WHAT THE TASK REQUIRES
Write each line out again exactly as written.

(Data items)
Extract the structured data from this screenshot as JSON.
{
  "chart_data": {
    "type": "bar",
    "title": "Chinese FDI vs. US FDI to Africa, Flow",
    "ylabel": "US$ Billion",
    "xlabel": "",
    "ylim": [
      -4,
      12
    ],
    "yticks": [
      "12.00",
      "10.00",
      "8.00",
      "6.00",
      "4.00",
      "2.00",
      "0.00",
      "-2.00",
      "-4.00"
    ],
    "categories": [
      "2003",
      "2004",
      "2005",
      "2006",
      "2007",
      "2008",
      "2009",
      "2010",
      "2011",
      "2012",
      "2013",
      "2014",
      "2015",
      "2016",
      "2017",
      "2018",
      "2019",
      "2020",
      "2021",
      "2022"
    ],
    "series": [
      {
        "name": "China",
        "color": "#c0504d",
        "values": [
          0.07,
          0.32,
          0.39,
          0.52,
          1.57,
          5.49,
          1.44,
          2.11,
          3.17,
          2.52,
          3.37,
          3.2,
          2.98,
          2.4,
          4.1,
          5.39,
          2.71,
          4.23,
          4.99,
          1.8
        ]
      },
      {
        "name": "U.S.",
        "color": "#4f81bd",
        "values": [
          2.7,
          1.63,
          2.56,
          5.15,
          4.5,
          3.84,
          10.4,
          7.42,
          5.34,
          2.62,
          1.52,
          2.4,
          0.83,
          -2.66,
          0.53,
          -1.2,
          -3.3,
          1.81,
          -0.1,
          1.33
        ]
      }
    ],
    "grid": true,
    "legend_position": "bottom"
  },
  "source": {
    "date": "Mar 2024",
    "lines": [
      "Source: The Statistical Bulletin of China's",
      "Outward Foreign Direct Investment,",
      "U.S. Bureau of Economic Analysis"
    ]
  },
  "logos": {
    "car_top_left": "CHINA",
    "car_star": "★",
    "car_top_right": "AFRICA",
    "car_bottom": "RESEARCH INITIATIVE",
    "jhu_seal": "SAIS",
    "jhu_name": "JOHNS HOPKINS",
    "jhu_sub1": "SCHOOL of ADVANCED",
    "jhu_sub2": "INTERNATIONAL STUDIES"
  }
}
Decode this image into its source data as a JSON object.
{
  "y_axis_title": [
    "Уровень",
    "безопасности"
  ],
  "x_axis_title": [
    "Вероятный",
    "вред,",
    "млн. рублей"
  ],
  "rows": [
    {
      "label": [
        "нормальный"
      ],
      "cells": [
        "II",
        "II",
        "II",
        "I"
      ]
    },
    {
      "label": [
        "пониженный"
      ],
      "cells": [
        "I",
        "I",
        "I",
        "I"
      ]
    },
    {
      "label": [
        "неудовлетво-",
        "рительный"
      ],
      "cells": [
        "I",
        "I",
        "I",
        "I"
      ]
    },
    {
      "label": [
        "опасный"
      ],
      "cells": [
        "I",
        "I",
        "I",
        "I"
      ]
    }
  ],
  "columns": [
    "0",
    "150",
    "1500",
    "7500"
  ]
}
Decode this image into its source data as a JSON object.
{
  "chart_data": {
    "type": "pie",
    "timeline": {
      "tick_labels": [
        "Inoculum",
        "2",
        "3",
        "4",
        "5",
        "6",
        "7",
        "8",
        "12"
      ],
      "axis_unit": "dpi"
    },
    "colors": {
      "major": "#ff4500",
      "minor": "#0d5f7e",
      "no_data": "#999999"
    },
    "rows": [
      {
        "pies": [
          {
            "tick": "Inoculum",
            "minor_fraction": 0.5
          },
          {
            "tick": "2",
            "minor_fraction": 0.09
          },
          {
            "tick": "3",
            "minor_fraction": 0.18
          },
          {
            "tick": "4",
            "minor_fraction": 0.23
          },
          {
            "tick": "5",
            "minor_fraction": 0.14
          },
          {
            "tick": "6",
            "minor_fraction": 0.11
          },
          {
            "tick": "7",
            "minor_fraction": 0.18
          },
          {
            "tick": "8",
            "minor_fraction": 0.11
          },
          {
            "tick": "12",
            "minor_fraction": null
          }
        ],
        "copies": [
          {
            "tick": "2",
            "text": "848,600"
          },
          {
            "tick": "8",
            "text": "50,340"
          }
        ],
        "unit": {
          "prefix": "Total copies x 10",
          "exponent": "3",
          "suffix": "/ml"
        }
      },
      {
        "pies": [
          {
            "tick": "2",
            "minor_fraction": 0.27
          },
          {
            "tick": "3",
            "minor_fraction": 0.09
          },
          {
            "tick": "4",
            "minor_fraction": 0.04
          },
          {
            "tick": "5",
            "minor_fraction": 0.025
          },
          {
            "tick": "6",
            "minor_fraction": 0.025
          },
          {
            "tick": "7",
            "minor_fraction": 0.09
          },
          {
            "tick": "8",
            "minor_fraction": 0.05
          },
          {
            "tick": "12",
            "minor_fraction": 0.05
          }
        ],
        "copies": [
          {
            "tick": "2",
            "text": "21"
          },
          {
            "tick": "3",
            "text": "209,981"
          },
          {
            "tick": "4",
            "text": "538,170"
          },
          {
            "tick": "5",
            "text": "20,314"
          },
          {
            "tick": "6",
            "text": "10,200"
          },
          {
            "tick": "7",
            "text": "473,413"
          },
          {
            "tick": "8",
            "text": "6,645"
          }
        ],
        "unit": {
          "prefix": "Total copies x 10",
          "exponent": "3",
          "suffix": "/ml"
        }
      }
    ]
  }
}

WRITTEN RESPONSE
Extract the structured data from this screenshot as JSON.
{
  "chart_data": {
    "type": "bar",
    "title": "Chinese FDI vs. US FDI to Africa, Flow",
    "ylabel": "US$ Billion",
    "xlabel": "",
    "ylim": [
      -4,
      12
    ],
    "yticks": [
      "12.00",
      "10.00",
      "8.00",
      "6.00",
      "4.00",
      "2.00",
      "0.00",
      "-2.00",
      "-4.00"
    ],
    "categories": [
      "2003",
      "2004",
      "2005",
      "2006",
      "2007",
      "2008",
      "2009",
      "2010",
      "2011",
      "2012",
      "2013",
      "2014",
      "2015",
      "2016",
      "2017",
      "2018",
      "2019",
      "2020",
      "2021",
      "2022"
    ],
    "series": [
      {
        "name": "China",
        "color": "#c0504d",
        "values": [
          0.07,
          0.32,
          0.39,
          0.52,
          1.57,
          5.49,
          1.44,
          2.11,
          3.17,
          2.52,
          3.37,
          3.2,
          2.98,
          2.4,
          4.1,
          5.39,
          2.71,
          4.23,
          4.99,
          1.8
        ]
      },
      {
        "name": "U.S.",
        "color": "#4f81bd",
        "values": [
          2.7,
          1.63,
          2.56,
          5.15,
          4.5,
          3.84,
          10.4,
          7.42,
          5.34,
          2.62,
          1.52,
          2.4,
          0.83,
          -2.66,
          0.53,
          -1.2,
          -3.3,
          1.81,
          -0.1,
          1.33
        ]
      }
    ],
    "grid": true,
    "legend_position": "bottom"
  },
  "source": {
    "date": "Mar 2024",
    "lines": [
      "Source: The Statistical Bulletin of China's",
      "Outward Foreign Direct Investment,",
      "U.S. Bureau of Economic Analysis"
    ]
  },
  "logos": {
    "car_top_left": "CHINA",
    "car_star": "★",
    "car_top_right": "AFRICA",
    "car_bottom": "RESEARCH INITIATIVE",
    "jhu_seal": "SAIS",
    "jhu_name": "JOHNS HOPKINS",
    "jhu_sub1": "SCHOOL of ADVANCED",
    "jhu_sub2": "INTERNATIONAL STUDIES"
  }
}
Decode this image into its source data as a JSON object.
{
  "y_axis_title": [
    "Уровень",
    "безопасности"
  ],
  "x_axis_title": [
    "Вероятный",
    "вред,",
    "млн. рублей"
  ],
  "rows": [
    {
      "label": [
        "нормальный"
      ],
      "cells": [
        "II",
        "II",
        "II",
        "I"
      ]
    },
    {
      "label": [
        "пониженный"
      ],
      "cells": [
        "I",
        "I",
        "I",
        "I"
      ]
    },
    {
      "label": [
        "неудовлетво-",
        "рительный"
      ],
      "cells": [
        "I",
        "I",
        "I",
        "I"
      ]
    },
    {
      "label": [
        "опасный"
      ],
      "cells": [
        "I",
        "I",
        "I",
        "I"
      ]
    }
  ],
  "columns": [
    "0",
    "150",
    "1500",
    "7500"
  ]
}
Decode this image into its source data as a JSON object.
{
  "chart_data": {
    "type": "pie",
    "timeline": {
      "tick_labels": [
        "Inoculum",
        "2",
        "3",
        "4",
        "5",
        "6",
        "7",
        "8",
        "12"
      ],
      "axis_unit": "dpi"
    },
    "colors": {
      "major": "#ff4500",
      "minor": "#0d5f7e",
      "no_data": "#999999"
    },
    "rows": [
      {
        "pies": [
          {
            "tick": "Inoculum",
            "minor_fraction": 0.5
          },
          {
            "tick": "2",
            "minor_fraction": 0.09
          },
          {
            "tick": "3",
            "minor_fraction": 0.18
          },
          {
            "tick": "4",
            "minor_fraction": 0.23
          },
          {
            "tick": "5",
            "minor_fraction": 0.14
          },
          {
            "tick": "6",
            "minor_fraction": 0.11
          },
          {
            "tick": "7",
            "minor_fraction": 0.18
          },
          {
            "tick": "8",
            "minor_fraction": 0.11
          },
          {
            "tick": "12",
            "minor_fraction": null
          }
        ],
        "copies": [
          {
            "tick": "2",
            "text": "848,600"
          },
          {
            "tick": "8",
            "text": "50,340"
          }
        ],
        "unit": {
          "prefix": "Total copies x 10",
          "exponent": "3",
          "suffix": "/ml"
        }
      },
      {
        "pies": [
          {
            "tick": "2",
            "minor_fraction": 0.27
          },
          {
            "tick": "3",
            "minor_fraction": 0.09
          },
          {
            "tick": "4",
            "minor_fraction": 0.04
          },
          {
            "tick": "5",
            "minor_fraction": 0.025
          },
          {
            "tick": "6",
            "minor_fraction": 0.025
          },
          {
            "tick": "7",
            "minor_fraction": 0.09
          },
          {
            "tick": "8",
            "minor_fraction": 0.05
          },
          {
            "tick": "12",
            "minor_fraction": 0.05
          }
        ],
        "copies": [
          {
            "tick": "2",
            "text": "21"
          },
          {
            "tick": "3",
            "text": "209,981"
          },
          {
            "tick": "4",
            "text": "538,170"
          },
          {
            "tick": "5",
            "text": "20,314"
          },
          {
            "tick": "6",
            "text": "10,200"
          },
          {
            "tick": "7",
            "text": "473,413"
          },
          {
            "tick": "8",
            "text": "6,645"
          }
        ],
        "unit": {
          "prefix": "Total copies x 10",
          "exponent": "3",
          "suffix": "/ml"
        }
      }
    ]
  }
}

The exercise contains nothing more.